◆ Raw records
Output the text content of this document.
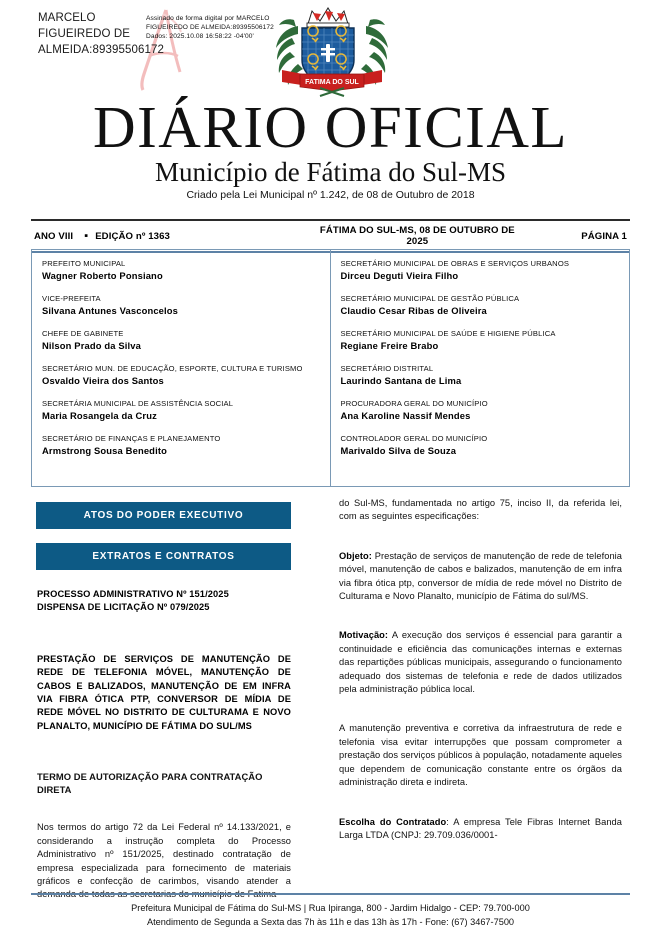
MARCELO FIGUEIREDO DE ALMEIDA:89395506172
Assinado de forma digital por MARCELO FIGUEIREDO DE ALMEIDA:89395506172 Dados: 2025.10.08 16:58:22 -04'00'
FATIMA DO SUL
DIÁRIO OFICIAL
Município de Fátima do Sul-MS
Criado pela Lei Municipal nº 1.242, de 08 de Outubro de 2018
ANO VIII ▪ EDIÇÃO nº 1363	FÁTIMA DO SUL-MS, 08 DE OUTUBRO DE 2025	PÁGINA 1
PREFEITO MUNICIPAL
Wagner Roberto Ponsiano
VICE-PREFEITA
Silvana Antunes Vasconcelos
CHEFE DE GABINETE
Nilson Prado da Silva
SECRETÁRIO MUN. DE EDUCAÇÃO, ESPORTE, CULTURA E TURISMO
Osvaldo Vieira dos Santos
SECRETÁRIA MUNICIPAL DE ASSISTÊNCIA SOCIAL
Maria Rosangela da Cruz
SECRETÁRIO DE FINANÇAS E PLANEJAMENTO
Armstrong Sousa Benedito
SECRETÁRIO MUNICIPAL DE OBRAS E SERVIÇOS URBANOS
Dirceu Deguti Vieira Filho
SECRETÁRIO MUNICIPAL DE GESTÃO PÚBLICA
Claudio Cesar Ribas de Oliveira
SECRETÁRIO MUNICIPAL DE SAÚDE E HIGIENE PÚBLICA
Regiane Freire Brabo
SECRETÁRIO DISTRITAL
Laurindo Santana de Lima
PROCURADORA GERAL DO MUNICÍPIO
Ana Karoline Nassif Mendes
CONTROLADOR GERAL DO MUNICÍPIO
Marivaldo Silva de Souza
ATOS DO PODER EXECUTIVO
EXTRATOS E CONTRATOS
PROCESSO ADMINISTRATIVO Nº 151/2025
DISPENSA DE LICITAÇÃO Nº 079/2025
PRESTAÇÃO DE SERVIÇOS DE MANUTENÇÃO DE REDE DE TELEFONIA MÓVEL, MANUTENÇÃO DE CABOS E BALIZADOS, MANUTENÇÃO DE EM INFRA VIA FIBRA ÓTICA PTP, CONVERSOR DE MÍDIA DE REDE MÓVEL NO DISTRITO DE CULTURAMA E NOVO PLANALTO, MUNICÍPIO DE FÁTIMA DO SUL/MS
TERMO DE AUTORIZAÇÃO PARA CONTRATAÇÃO DIRETA
Nos termos do artigo 72 da Lei Federal nº 14.133/2021, e considerando a instrução completa do Processo Administrativo nº 151/2025, destinado contratação de empresa especializada para fornecimento de materiais gráficos e confecção de carimbos, visando atender a demanda de todas as secretarias do município de Fatima
do Sul-MS, fundamentada no artigo 75, inciso II, da referida lei, com as seguintes especificações:

Objeto: Prestação de serviços de manutenção de rede de telefonia móvel, manutenção de cabos e balizados, manutenção de em infra via fibra ótica ptp, conversor de mídia de rede móvel no Distrito de Culturama e Novo Planalto, município de Fátima do sul/MS.

Motivação: A execução dos serviços é essencial para garantir a continuidade e eficiência das comunicações internas e externas das repartições públicas municipais, assegurando o funcionamento adequado dos sistemas de telefonia e rede de dados utilizados pela administração pública local.

A manutenção preventiva e corretiva da infraestrutura de rede e telefonia visa evitar interrupções que possam comprometer a prestação dos serviços públicos à população, notadamente aqueles que dependem de comunicação constante entre os órgãos da administração direta e indireta.

Escolha do Contratado: A empresa Tele Fibras Internet Banda Larga LTDA (CNPJ: 29.709.036/0001-

Prefeitura Municipal de Fátima do Sul-MS | Rua Ipiranga, 800 - Jardim Hidalgo - CEP: 79.700-000
Atendimento de Segunda a Sexta das 7h às 11h e das 13h às 17h - Fone: (67) 3467-7500
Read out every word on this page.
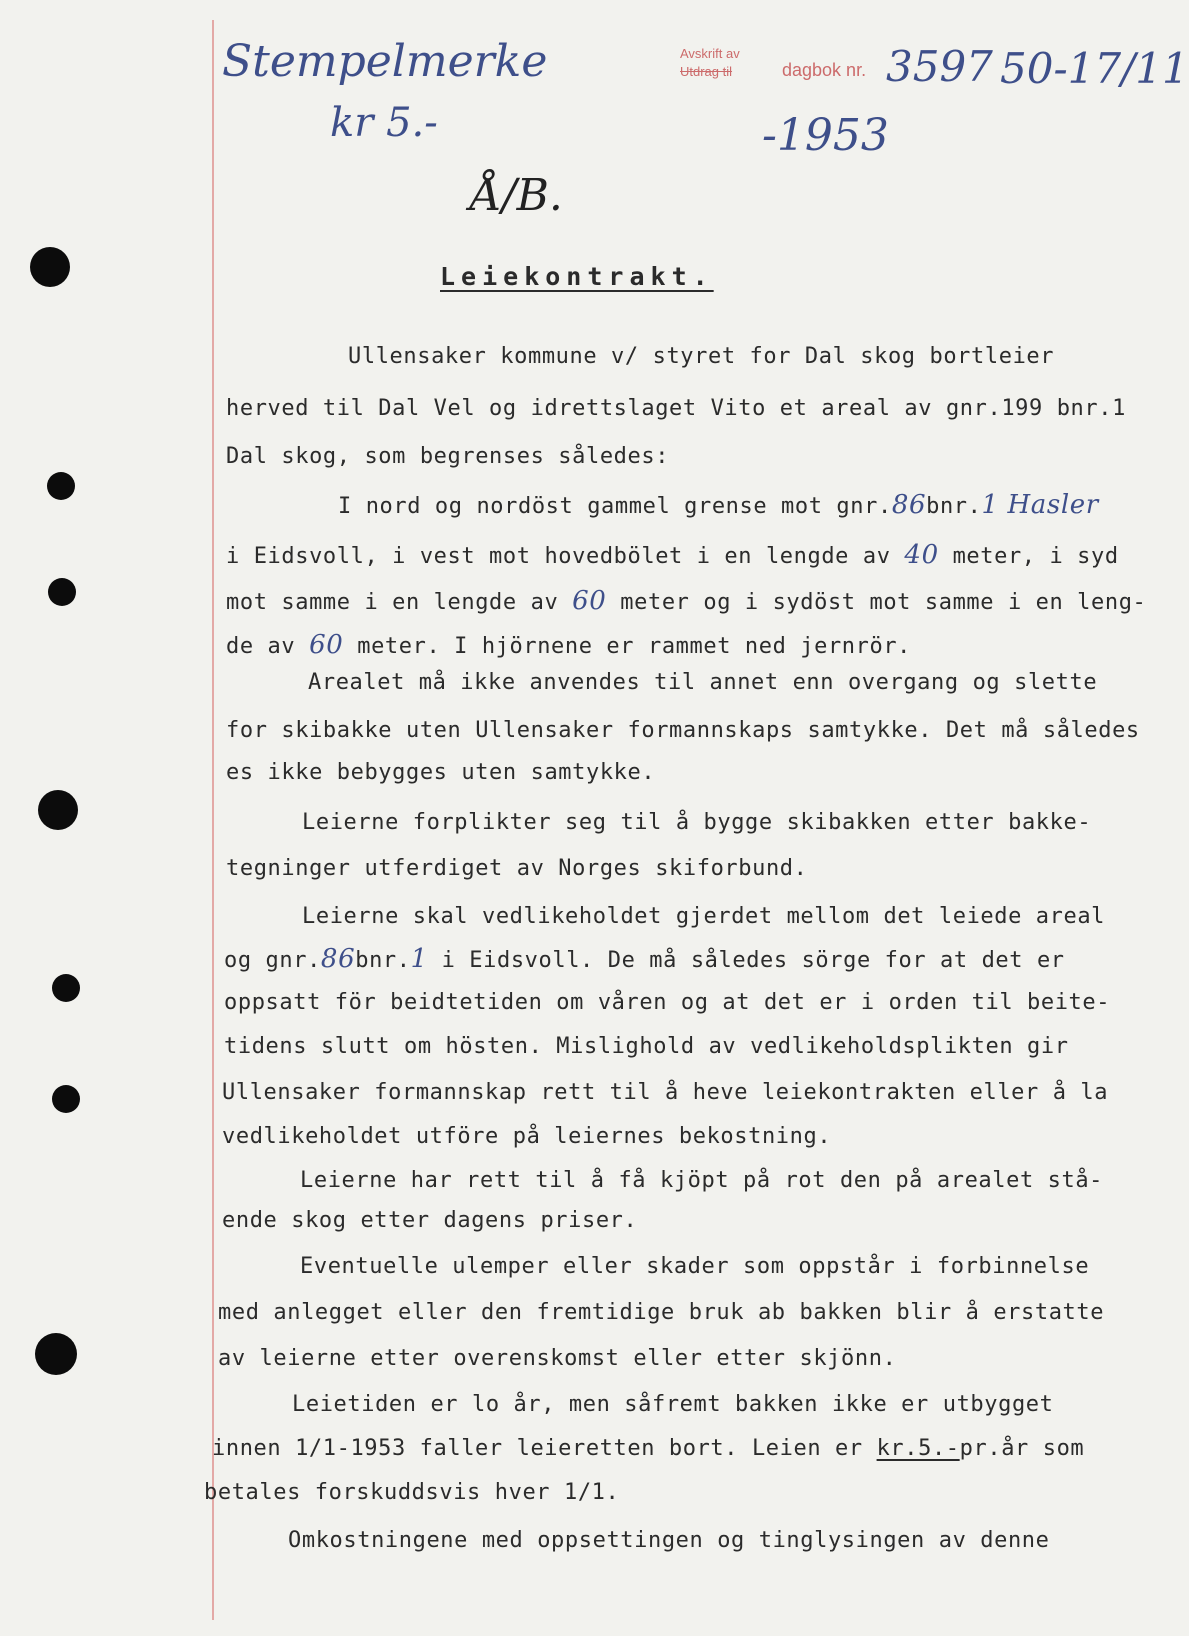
Stempelmerke
kr 5.-
Avskrift av
Utdrag til	dagbok nr. 3597 50-17/11
-1953
Å/B.
Leiekontrakt.
Ullensaker kommune v/ styret for Dal skog bortleier
herved til Dal Vel og idrettslaget Vito et areal av gnr.199 bnr.1
Dal skog, som begrenses således:
I nord og nordöst gammel grense mot gnr.86bnr.1 Hasler
i Eidsvoll, i vest mot hovedbölet i en lengde av 40 meter, i syd
mot samme i en lengde av 60 meter og i sydöst mot samme i en leng-
de av 60 meter. I hjörnene er rammet ned jernrör.
Arealet må ikke anvendes til annet enn overgang og slette
for skibakke uten Ullensaker formannskaps samtykke. Det må således
es ikke bebygges uten samtykke.
Leierne forplikter seg til å bygge skibakken etter bakke-
tegninger utferdiget av Norges skiforbund.
Leierne skal vedlikeholdet gjerdet mellom det leiede areal
og gnr.86bnr.1 i Eidsvoll. De må således sörge for at det er
oppsatt för beidtetiden om våren og at det er i orden til beite-
tidens slutt om hösten. Mislighold av vedlikeholdsplikten gir
Ullensaker formannskap rett til å heve leiekontrakten eller å la
vedlikeholdet utföre på leiernes bekostning.
Leierne har rett til å få kjöpt på rot den på arealet stå-
ende skog etter dagens priser.
Eventuelle ulemper eller skader som oppstår i forbinnelse
med anlegget eller den fremtidige bruk ab bakken blir å erstatte
av leierne etter overenskomst eller etter skjönn.
Leietiden er lo år, men såfremt bakken ikke er utbygget
innen 1/1-1953 faller leieretten bort. Leien er kr.5.-pr.år som
betales forskuddsvis hver 1/1.
Omkostningene med oppsettingen og tinglysingen av denne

◆ Exercise aim
Look through the data above. Each line containing the word "GERAL" needs to be copied.

◆ Completed exercise
PROCURADORA GERAL DO MUNICÍPIO
CONTROLADOR GERAL DO MUNICÍPIO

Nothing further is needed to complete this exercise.